-- THE PROBLEM --
Nothing in the data should change when you return it, but leave the pictures out.
[start of MATERIAL]
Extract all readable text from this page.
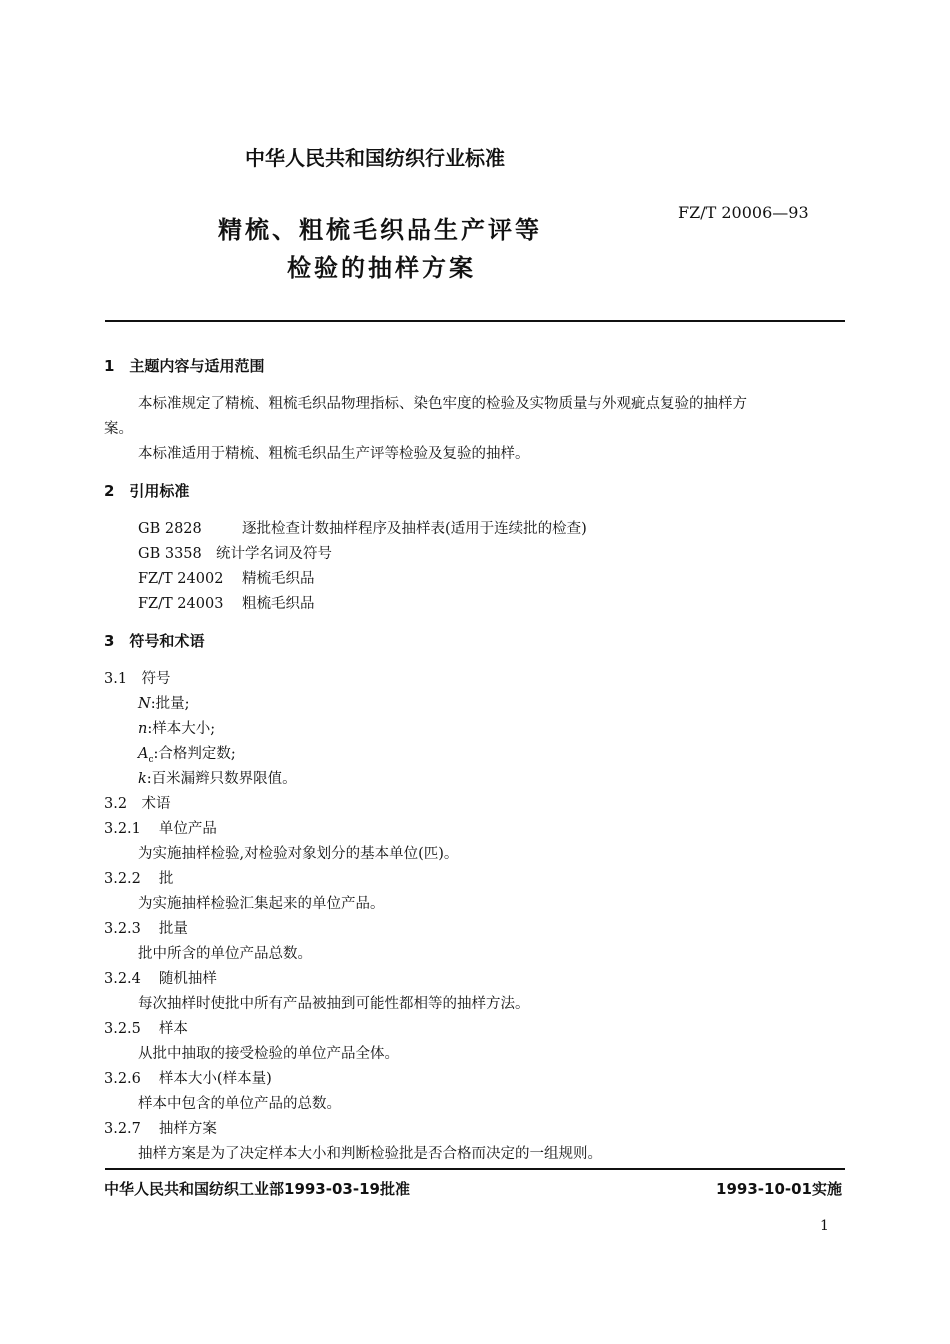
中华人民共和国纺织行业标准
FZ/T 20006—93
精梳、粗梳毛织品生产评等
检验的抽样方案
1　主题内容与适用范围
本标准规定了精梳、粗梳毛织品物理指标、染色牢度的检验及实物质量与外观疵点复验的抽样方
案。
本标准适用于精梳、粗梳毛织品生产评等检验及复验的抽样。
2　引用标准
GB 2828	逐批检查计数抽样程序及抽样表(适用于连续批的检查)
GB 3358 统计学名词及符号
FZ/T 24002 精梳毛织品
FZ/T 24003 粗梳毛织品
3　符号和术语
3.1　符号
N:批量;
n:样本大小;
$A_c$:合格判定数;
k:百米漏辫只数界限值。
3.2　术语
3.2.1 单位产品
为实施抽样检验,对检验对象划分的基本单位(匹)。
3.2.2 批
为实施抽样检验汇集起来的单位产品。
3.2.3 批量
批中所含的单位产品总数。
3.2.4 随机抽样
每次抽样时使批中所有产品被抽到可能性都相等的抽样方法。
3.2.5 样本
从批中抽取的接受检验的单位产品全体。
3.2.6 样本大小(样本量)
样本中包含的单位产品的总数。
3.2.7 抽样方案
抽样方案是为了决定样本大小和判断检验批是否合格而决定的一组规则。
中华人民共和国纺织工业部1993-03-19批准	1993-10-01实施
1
[end of MATERIAL]
-- FULL ANSWER --
Extract all readable text from this page.
中华人民共和国纺织行业标准
FZ/T 20006—93
精梳、粗梳毛织品生产评等
检验的抽样方案
1　主题内容与适用范围
本标准规定了精梳、粗梳毛织品物理指标、染色牢度的检验及实物质量与外观疵点复验的抽样方
案。
本标准适用于精梳、粗梳毛织品生产评等检验及复验的抽样。
2　引用标准
GB 2828	逐批检查计数抽样程序及抽样表(适用于连续批的检查)
GB 3358 统计学名词及符号
FZ/T 24002 精梳毛织品
FZ/T 24003 粗梳毛织品
3　符号和术语
3.1　符号
N:批量;
n:样本大小;
$A_c$:合格判定数;
k:百米漏辫只数界限值。
3.2　术语
3.2.1 单位产品
为实施抽样检验,对检验对象划分的基本单位(匹)。
3.2.2 批
为实施抽样检验汇集起来的单位产品。
3.2.3 批量
批中所含的单位产品总数。
3.2.4 随机抽样
每次抽样时使批中所有产品被抽到可能性都相等的抽样方法。
3.2.5 样本
从批中抽取的接受检验的单位产品全体。
3.2.6 样本大小(样本量)
样本中包含的单位产品的总数。
3.2.7 抽样方案
抽样方案是为了决定样本大小和判断检验批是否合格而决定的一组规则。
中华人民共和国纺织工业部1993-03-19批准	1993-10-01实施
1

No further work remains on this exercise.